■ EXERCISE OBJECTIVE ■
Below are some records; output all of them exactly.

(Figure dataset records)
• • • • • • •
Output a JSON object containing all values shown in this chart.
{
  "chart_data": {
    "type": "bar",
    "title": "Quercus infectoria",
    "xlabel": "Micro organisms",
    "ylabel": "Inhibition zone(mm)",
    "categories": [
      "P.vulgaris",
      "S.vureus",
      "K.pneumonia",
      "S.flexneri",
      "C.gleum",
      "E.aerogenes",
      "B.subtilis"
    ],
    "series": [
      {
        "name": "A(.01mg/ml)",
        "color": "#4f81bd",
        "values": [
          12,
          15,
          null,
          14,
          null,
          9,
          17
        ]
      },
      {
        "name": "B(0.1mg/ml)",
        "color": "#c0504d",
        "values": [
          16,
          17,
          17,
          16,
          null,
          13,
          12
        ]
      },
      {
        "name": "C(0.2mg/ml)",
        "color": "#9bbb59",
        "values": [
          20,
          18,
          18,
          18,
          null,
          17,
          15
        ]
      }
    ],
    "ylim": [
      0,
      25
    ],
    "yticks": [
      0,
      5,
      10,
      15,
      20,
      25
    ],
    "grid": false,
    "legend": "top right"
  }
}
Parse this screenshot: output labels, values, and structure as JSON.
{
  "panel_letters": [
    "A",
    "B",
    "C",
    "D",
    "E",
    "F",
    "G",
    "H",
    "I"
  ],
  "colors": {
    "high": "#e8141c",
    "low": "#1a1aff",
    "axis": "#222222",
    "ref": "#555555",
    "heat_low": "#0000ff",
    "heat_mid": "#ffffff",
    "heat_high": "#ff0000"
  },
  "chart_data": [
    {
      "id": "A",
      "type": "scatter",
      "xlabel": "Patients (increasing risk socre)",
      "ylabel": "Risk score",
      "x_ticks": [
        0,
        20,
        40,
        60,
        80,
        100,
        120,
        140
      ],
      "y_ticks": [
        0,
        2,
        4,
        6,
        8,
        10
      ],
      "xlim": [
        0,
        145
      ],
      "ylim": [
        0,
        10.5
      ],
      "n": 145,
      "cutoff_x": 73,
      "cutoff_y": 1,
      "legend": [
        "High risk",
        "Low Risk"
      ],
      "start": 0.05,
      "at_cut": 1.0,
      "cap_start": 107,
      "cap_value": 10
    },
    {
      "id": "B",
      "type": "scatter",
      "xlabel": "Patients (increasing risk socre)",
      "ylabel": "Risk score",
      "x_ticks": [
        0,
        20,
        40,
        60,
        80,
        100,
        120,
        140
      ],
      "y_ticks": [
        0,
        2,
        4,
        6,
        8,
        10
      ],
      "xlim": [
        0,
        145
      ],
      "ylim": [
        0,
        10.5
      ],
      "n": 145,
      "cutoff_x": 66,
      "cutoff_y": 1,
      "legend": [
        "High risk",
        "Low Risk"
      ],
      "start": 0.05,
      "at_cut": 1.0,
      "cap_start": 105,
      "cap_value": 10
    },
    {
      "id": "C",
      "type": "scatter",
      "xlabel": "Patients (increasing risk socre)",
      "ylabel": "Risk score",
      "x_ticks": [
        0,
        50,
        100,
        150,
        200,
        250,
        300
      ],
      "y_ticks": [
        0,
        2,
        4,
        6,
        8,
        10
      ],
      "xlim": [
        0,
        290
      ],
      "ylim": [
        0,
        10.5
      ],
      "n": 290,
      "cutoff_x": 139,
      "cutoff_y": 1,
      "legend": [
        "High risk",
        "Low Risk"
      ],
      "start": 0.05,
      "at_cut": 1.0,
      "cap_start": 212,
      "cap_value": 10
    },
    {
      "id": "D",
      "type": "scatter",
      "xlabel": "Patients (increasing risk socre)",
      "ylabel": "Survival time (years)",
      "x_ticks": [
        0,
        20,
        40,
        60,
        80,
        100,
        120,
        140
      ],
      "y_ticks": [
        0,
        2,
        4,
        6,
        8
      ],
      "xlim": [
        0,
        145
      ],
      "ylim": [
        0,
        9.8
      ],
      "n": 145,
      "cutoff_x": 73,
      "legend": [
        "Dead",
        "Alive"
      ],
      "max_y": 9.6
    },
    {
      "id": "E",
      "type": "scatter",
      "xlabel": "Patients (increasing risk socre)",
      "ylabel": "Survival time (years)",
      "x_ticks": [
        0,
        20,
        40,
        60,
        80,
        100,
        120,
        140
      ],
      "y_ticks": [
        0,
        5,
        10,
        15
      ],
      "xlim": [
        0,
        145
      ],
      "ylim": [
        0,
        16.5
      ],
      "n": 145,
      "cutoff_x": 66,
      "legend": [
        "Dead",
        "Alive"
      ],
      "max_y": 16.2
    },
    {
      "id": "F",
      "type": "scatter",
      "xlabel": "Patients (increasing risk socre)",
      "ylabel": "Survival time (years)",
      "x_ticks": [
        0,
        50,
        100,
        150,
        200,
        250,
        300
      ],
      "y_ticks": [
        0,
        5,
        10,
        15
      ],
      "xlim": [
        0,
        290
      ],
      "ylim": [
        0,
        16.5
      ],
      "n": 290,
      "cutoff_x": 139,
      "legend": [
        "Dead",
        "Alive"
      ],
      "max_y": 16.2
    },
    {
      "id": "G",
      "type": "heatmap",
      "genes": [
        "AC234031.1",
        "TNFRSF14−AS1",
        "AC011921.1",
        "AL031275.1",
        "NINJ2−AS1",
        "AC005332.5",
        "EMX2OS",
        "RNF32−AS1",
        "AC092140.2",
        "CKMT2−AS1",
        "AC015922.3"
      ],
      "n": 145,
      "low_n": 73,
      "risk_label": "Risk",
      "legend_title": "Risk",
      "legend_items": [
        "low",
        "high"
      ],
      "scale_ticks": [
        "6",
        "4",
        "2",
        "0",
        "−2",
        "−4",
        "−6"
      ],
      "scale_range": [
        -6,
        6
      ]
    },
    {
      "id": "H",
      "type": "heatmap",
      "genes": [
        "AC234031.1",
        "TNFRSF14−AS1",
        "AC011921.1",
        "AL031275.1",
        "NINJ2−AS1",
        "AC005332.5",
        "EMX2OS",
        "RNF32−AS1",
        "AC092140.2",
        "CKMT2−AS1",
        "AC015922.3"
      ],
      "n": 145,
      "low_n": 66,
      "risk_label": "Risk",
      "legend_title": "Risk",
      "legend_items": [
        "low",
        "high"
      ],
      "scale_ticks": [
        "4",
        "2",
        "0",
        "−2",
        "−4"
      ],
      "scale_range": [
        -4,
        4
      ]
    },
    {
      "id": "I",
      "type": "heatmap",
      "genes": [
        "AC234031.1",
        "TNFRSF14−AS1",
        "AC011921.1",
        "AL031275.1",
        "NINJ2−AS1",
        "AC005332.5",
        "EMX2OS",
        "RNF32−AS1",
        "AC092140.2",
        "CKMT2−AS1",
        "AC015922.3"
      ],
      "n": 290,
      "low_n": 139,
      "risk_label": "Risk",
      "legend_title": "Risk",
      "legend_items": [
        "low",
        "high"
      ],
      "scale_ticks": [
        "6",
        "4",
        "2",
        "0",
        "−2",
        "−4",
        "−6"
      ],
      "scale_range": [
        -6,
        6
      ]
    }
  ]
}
• • • • • • •
■ TASK ANSWER ■
Output a JSON object containing all values shown in this chart.
{
  "chart_data": {
    "type": "bar",
    "title": "Quercus infectoria",
    "xlabel": "Micro organisms",
    "ylabel": "Inhibition zone(mm)",
    "categories": [
      "P.vulgaris",
      "S.vureus",
      "K.pneumonia",
      "S.flexneri",
      "C.gleum",
      "E.aerogenes",
      "B.subtilis"
    ],
    "series": [
      {
        "name": "A(.01mg/ml)",
        "color": "#4f81bd",
        "values": [
          12,
          15,
          null,
          14,
          null,
          9,
          17
        ]
      },
      {
        "name": "B(0.1mg/ml)",
        "color": "#c0504d",
        "values": [
          16,
          17,
          17,
          16,
          null,
          13,
          12
        ]
      },
      {
        "name": "C(0.2mg/ml)",
        "color": "#9bbb59",
        "values": [
          20,
          18,
          18,
          18,
          null,
          17,
          15
        ]
      }
    ],
    "ylim": [
      0,
      25
    ],
    "yticks": [
      0,
      5,
      10,
      15,
      20,
      25
    ],
    "grid": false,
    "legend": "top right"
  }
}
Parse this screenshot: output labels, values, and structure as JSON.
{
  "panel_letters": [
    "A",
    "B",
    "C",
    "D",
    "E",
    "F",
    "G",
    "H",
    "I"
  ],
  "colors": {
    "high": "#e8141c",
    "low": "#1a1aff",
    "axis": "#222222",
    "ref": "#555555",
    "heat_low": "#0000ff",
    "heat_mid": "#ffffff",
    "heat_high": "#ff0000"
  },
  "chart_data": [
    {
      "id": "A",
      "type": "scatter",
      "xlabel": "Patients (increasing risk socre)",
      "ylabel": "Risk score",
      "x_ticks": [
        0,
        20,
        40,
        60,
        80,
        100,
        120,
        140
      ],
      "y_ticks": [
        0,
        2,
        4,
        6,
        8,
        10
      ],
      "xlim": [
        0,
        145
      ],
      "ylim": [
        0,
        10.5
      ],
      "n": 145,
      "cutoff_x": 73,
      "cutoff_y": 1,
      "legend": [
        "High risk",
        "Low Risk"
      ],
      "start": 0.05,
      "at_cut": 1.0,
      "cap_start": 107,
      "cap_value": 10
    },
    {
      "id": "B",
      "type": "scatter",
      "xlabel": "Patients (increasing risk socre)",
      "ylabel": "Risk score",
      "x_ticks": [
        0,
        20,
        40,
        60,
        80,
        100,
        120,
        140
      ],
      "y_ticks": [
        0,
        2,
        4,
        6,
        8,
        10
      ],
      "xlim": [
        0,
        145
      ],
      "ylim": [
        0,
        10.5
      ],
      "n": 145,
      "cutoff_x": 66,
      "cutoff_y": 1,
      "legend": [
        "High risk",
        "Low Risk"
      ],
      "start": 0.05,
      "at_cut": 1.0,
      "cap_start": 105,
      "cap_value": 10
    },
    {
      "id": "C",
      "type": "scatter",
      "xlabel": "Patients (increasing risk socre)",
      "ylabel": "Risk score",
      "x_ticks": [
        0,
        50,
        100,
        150,
        200,
        250,
        300
      ],
      "y_ticks": [
        0,
        2,
        4,
        6,
        8,
        10
      ],
      "xlim": [
        0,
        290
      ],
      "ylim": [
        0,
        10.5
      ],
      "n": 290,
      "cutoff_x": 139,
      "cutoff_y": 1,
      "legend": [
        "High risk",
        "Low Risk"
      ],
      "start": 0.05,
      "at_cut": 1.0,
      "cap_start": 212,
      "cap_value": 10
    },
    {
      "id": "D",
      "type": "scatter",
      "xlabel": "Patients (increasing risk socre)",
      "ylabel": "Survival time (years)",
      "x_ticks": [
        0,
        20,
        40,
        60,
        80,
        100,
        120,
        140
      ],
      "y_ticks": [
        0,
        2,
        4,
        6,
        8
      ],
      "xlim": [
        0,
        145
      ],
      "ylim": [
        0,
        9.8
      ],
      "n": 145,
      "cutoff_x": 73,
      "legend": [
        "Dead",
        "Alive"
      ],
      "max_y": 9.6
    },
    {
      "id": "E",
      "type": "scatter",
      "xlabel": "Patients (increasing risk socre)",
      "ylabel": "Survival time (years)",
      "x_ticks": [
        0,
        20,
        40,
        60,
        80,
        100,
        120,
        140
      ],
      "y_ticks": [
        0,
        5,
        10,
        15
      ],
      "xlim": [
        0,
        145
      ],
      "ylim": [
        0,
        16.5
      ],
      "n": 145,
      "cutoff_x": 66,
      "legend": [
        "Dead",
        "Alive"
      ],
      "max_y": 16.2
    },
    {
      "id": "F",
      "type": "scatter",
      "xlabel": "Patients (increasing risk socre)",
      "ylabel": "Survival time (years)",
      "x_ticks": [
        0,
        50,
        100,
        150,
        200,
        250,
        300
      ],
      "y_ticks": [
        0,
        5,
        10,
        15
      ],
      "xlim": [
        0,
        290
      ],
      "ylim": [
        0,
        16.5
      ],
      "n": 290,
      "cutoff_x": 139,
      "legend": [
        "Dead",
        "Alive"
      ],
      "max_y": 16.2
    },
    {
      "id": "G",
      "type": "heatmap",
      "genes": [
        "AC234031.1",
        "TNFRSF14−AS1",
        "AC011921.1",
        "AL031275.1",
        "NINJ2−AS1",
        "AC005332.5",
        "EMX2OS",
        "RNF32−AS1",
        "AC092140.2",
        "CKMT2−AS1",
        "AC015922.3"
      ],
      "n": 145,
      "low_n": 73,
      "risk_label": "Risk",
      "legend_title": "Risk",
      "legend_items": [
        "low",
        "high"
      ],
      "scale_ticks": [
        "6",
        "4",
        "2",
        "0",
        "−2",
        "−4",
        "−6"
      ],
      "scale_range": [
        -6,
        6
      ]
    },
    {
      "id": "H",
      "type": "heatmap",
      "genes": [
        "AC234031.1",
        "TNFRSF14−AS1",
        "AC011921.1",
        "AL031275.1",
        "NINJ2−AS1",
        "AC005332.5",
        "EMX2OS",
        "RNF32−AS1",
        "AC092140.2",
        "CKMT2−AS1",
        "AC015922.3"
      ],
      "n": 145,
      "low_n": 66,
      "risk_label": "Risk",
      "legend_title": "Risk",
      "legend_items": [
        "low",
        "high"
      ],
      "scale_ticks": [
        "4",
        "2",
        "0",
        "−2",
        "−4"
      ],
      "scale_range": [
        -4,
        4
      ]
    },
    {
      "id": "I",
      "type": "heatmap",
      "genes": [
        "AC234031.1",
        "TNFRSF14−AS1",
        "AC011921.1",
        "AL031275.1",
        "NINJ2−AS1",
        "AC005332.5",
        "EMX2OS",
        "RNF32−AS1",
        "AC092140.2",
        "CKMT2−AS1",
        "AC015922.3"
      ],
      "n": 290,
      "low_n": 139,
      "risk_label": "Risk",
      "legend_title": "Risk",
      "legend_items": [
        "low",
        "high"
      ],
      "scale_ticks": [
        "6",
        "4",
        "2",
        "0",
        "−2",
        "−4",
        "−6"
      ],
      "scale_range": [
        -6,
        6
      ]
    }
  ]
}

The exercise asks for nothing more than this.